*DIRECTIVE:* Restate the data word for word and leave the images out.

*MATERIAL TO PROCESS:*

════════════════════

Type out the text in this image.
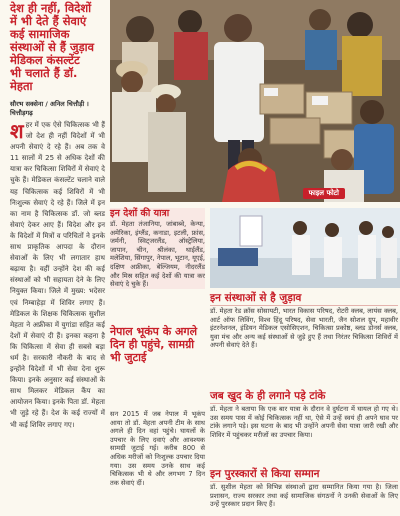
देश ही नहीं, विदेशों
में भी देते हैं सेवाएं
कई सामाजिक
संस्थाओं से हैं जुड़ाव
मेडिकल कंसल्टेंट
भी चलाते हैं डॉ.
मेहता
सौरभ सक्सेना / अनिल चित्तौड़ी । चित्तौड़गढ़
शहर में एक ऐसे चिकित्सक भी हैं जो देश ही नहीं विदेशों में भी अपनी सेवाएं दे रहे हैं। अब तक वे 11 सालों में 25 से अधिक देशों की यात्रा कर चिकित्सा शिविरों में सेवाएं दे चुके हैं। मेडिकल कंसल्टेंट चलाने वाले यह चिकित्सक कई शिविरों में भी निःशुल्क सेवाएं दे रहे हैं। जिले में इन का नाम है चिकित्सक डॉ. जो ब्लड सेवाएं देकर आए हैं। विदेश और इन के विदेशों में मित्रों व परिचितों ने इनके साथ प्राकृतिक आपदा के दौरान सेवाओं के लिए भी लगातार हाथ बढ़ाया है। वहीं उन्होंने देश की कई संस्थाओं को भी सहायता देने के लिए नियुक्त किया। जिले में मुख्य: भदेसर एवं निम्बाहेड़ा में शिविर लगाए हैं। मेडिकल के शिक्षक चिकित्सक सुशील मेहता ने अफ्रीका में युगांडा सहित कई देशों में सेवाएं दी हैं। इनका कहना है कि चिकित्सा में सेवा ही सबसे बड़ा धर्म है। सरकारी नौकरी के बाद से इन्होंने विदेशों में भी सेवा देना शुरू किया। इनके अनुसार कई संस्थाओं के साथ मिलकर मेडिकल कैंप का आयोजन किया। इनके पिता डॉ. मेहता भी जुड़े रहे हैं। देश के कई राज्यों में भी कई शिविर लगाए गए।
फाइल फोटो
इन देशों की यात्रा
डॉ. मेहता तंजानिया, जांबाब्वे, केन्या, अमेरिका, इंग्लैंड, कनाडा, इटली, फ्रांस, जर्मनी, स्विट्जरलैंड, ऑस्ट्रेलिया, जापान, चीन, श्रीलंका, थाईलैंड, मलेशिया, सिंगापुर, नेपाल, भूटान, यूएई, दक्षिण अफ्रीका, बेल्जियम, नीदरलैंड और मिस्र सहित कई देशों की यात्रा कर सेवाएं दे चुके हैं।
नेपाल भूकंप के अगले दिन ही पहुंचे, सामग्री भी जुटाई
सन 2015 में जब नेपाल में भूकंप आया तो डॉ. मेहता अपनी टीम के साथ अगले ही दिन वहां पहुंचे। घायलों के उपचार के लिए दवाएं और आवश्यक सामग्री जुटाई गई। करीब 800 से अधिक मरीजों को निःशुल्क उपचार दिया गया। उस समय उनके साथ कई चिकित्सक भी थे और लगभग 7 दिन तक सेवाएं दीं।
इन संस्थाओं से है जुड़ाव
डॉ. मेहता रेड क्रॉस सोसायटी, भारत विकास परिषद, रोटरी क्लब, लायंस क्लब, आर्ट ऑफ लिविंग, विश्व हिंदू परिषद, सेवा भारती, जैन सोशल ग्रुप, महावीर इंटरनेशनल, इंडियन मेडिकल एसोसिएशन, चिकित्सा प्रकोष्ठ, ब्लड डोनर्स क्लब, युवा मंच और अन्य कई संस्थाओं से जुड़े हुए हैं तथा निरंतर चिकित्सा शिविरों में अपनी सेवाएं देते हैं।
जब खुद के ही लगाने पड़े टांके
डॉ. मेहता ने बताया कि एक बार यात्रा के दौरान वे दुर्घटना में घायल हो गए थे। उस समय पास में कोई चिकित्सक नहीं था, ऐसे में उन्हें स्वयं ही अपने घाव पर टांके लगाने पड़े। इस घटना के बाद भी उन्होंने अपनी सेवा यात्रा जारी रखी और शिविर में पहुंचकर मरीजों का उपचार किया।
इन पुरस्कारों से किया सम्मान
डॉ. सुशील मेहता को विभिन्न संस्थाओं द्वारा सम्मानित किया गया है। जिला प्रशासन, राज्य सरकार तथा कई सामाजिक संगठनों ने उनकी सेवाओं के लिए उन्हें पुरस्कार प्रदान किए हैं।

════════════════════

*RESULT FOR THIS TASK:*
Type out the text in this image.
देश ही नहीं, विदेशों
में भी देते हैं सेवाएं
कई सामाजिक
संस्थाओं से हैं जुड़ाव
मेडिकल कंसल्टेंट
भी चलाते हैं डॉ.
मेहता
सौरभ सक्सेना / अनिल चित्तौड़ी । चित्तौड़गढ़
शहर में एक ऐसे चिकित्सक भी हैं जो देश ही नहीं विदेशों में भी अपनी सेवाएं दे रहे हैं। अब तक वे 11 सालों में 25 से अधिक देशों की यात्रा कर चिकित्सा शिविरों में सेवाएं दे चुके हैं। मेडिकल कंसल्टेंट चलाने वाले यह चिकित्सक कई शिविरों में भी निःशुल्क सेवाएं दे रहे हैं। जिले में इन का नाम है चिकित्सक डॉ. जो ब्लड सेवाएं देकर आए हैं। विदेश और इन के विदेशों में मित्रों व परिचितों ने इनके साथ प्राकृतिक आपदा के दौरान सेवाओं के लिए भी लगातार हाथ बढ़ाया है। वहीं उन्होंने देश की कई संस्थाओं को भी सहायता देने के लिए नियुक्त किया। जिले में मुख्य: भदेसर एवं निम्बाहेड़ा में शिविर लगाए हैं। मेडिकल के शिक्षक चिकित्सक सुशील मेहता ने अफ्रीका में युगांडा सहित कई देशों में सेवाएं दी हैं। इनका कहना है कि चिकित्सा में सेवा ही सबसे बड़ा धर्म है। सरकारी नौकरी के बाद से इन्होंने विदेशों में भी सेवा देना शुरू किया। इनके अनुसार कई संस्थाओं के साथ मिलकर मेडिकल कैंप का आयोजन किया। इनके पिता डॉ. मेहता भी जुड़े रहे हैं। देश के कई राज्यों में भी कई शिविर लगाए गए।
फाइल फोटो
इन देशों की यात्रा
डॉ. मेहता तंजानिया, जांबाब्वे, केन्या, अमेरिका, इंग्लैंड, कनाडा, इटली, फ्रांस, जर्मनी, स्विट्जरलैंड, ऑस्ट्रेलिया, जापान, चीन, श्रीलंका, थाईलैंड, मलेशिया, सिंगापुर, नेपाल, भूटान, यूएई, दक्षिण अफ्रीका, बेल्जियम, नीदरलैंड और मिस्र सहित कई देशों की यात्रा कर सेवाएं दे चुके हैं।
नेपाल भूकंप के अगले दिन ही पहुंचे, सामग्री भी जुटाई
सन 2015 में जब नेपाल में भूकंप आया तो डॉ. मेहता अपनी टीम के साथ अगले ही दिन वहां पहुंचे। घायलों के उपचार के लिए दवाएं और आवश्यक सामग्री जुटाई गई। करीब 800 से अधिक मरीजों को निःशुल्क उपचार दिया गया। उस समय उनके साथ कई चिकित्सक भी थे और लगभग 7 दिन तक सेवाएं दीं।
इन संस्थाओं से है जुड़ाव
डॉ. मेहता रेड क्रॉस सोसायटी, भारत विकास परिषद, रोटरी क्लब, लायंस क्लब, आर्ट ऑफ लिविंग, विश्व हिंदू परिषद, सेवा भारती, जैन सोशल ग्रुप, महावीर इंटरनेशनल, इंडियन मेडिकल एसोसिएशन, चिकित्सा प्रकोष्ठ, ब्लड डोनर्स क्लब, युवा मंच और अन्य कई संस्थाओं से जुड़े हुए हैं तथा निरंतर चिकित्सा शिविरों में अपनी सेवाएं देते हैं।
जब खुद के ही लगाने पड़े टांके
डॉ. मेहता ने बताया कि एक बार यात्रा के दौरान वे दुर्घटना में घायल हो गए थे। उस समय पास में कोई चिकित्सक नहीं था, ऐसे में उन्हें स्वयं ही अपने घाव पर टांके लगाने पड़े। इस घटना के बाद भी उन्होंने अपनी सेवा यात्रा जारी रखी और शिविर में पहुंचकर मरीजों का उपचार किया।
इन पुरस्कारों से किया सम्मान
डॉ. सुशील मेहता को विभिन्न संस्थाओं द्वारा सम्मानित किया गया है। जिला प्रशासन, राज्य सरकार तथा कई सामाजिक संगठनों ने उनकी सेवाओं के लिए उन्हें पुरस्कार प्रदान किए हैं।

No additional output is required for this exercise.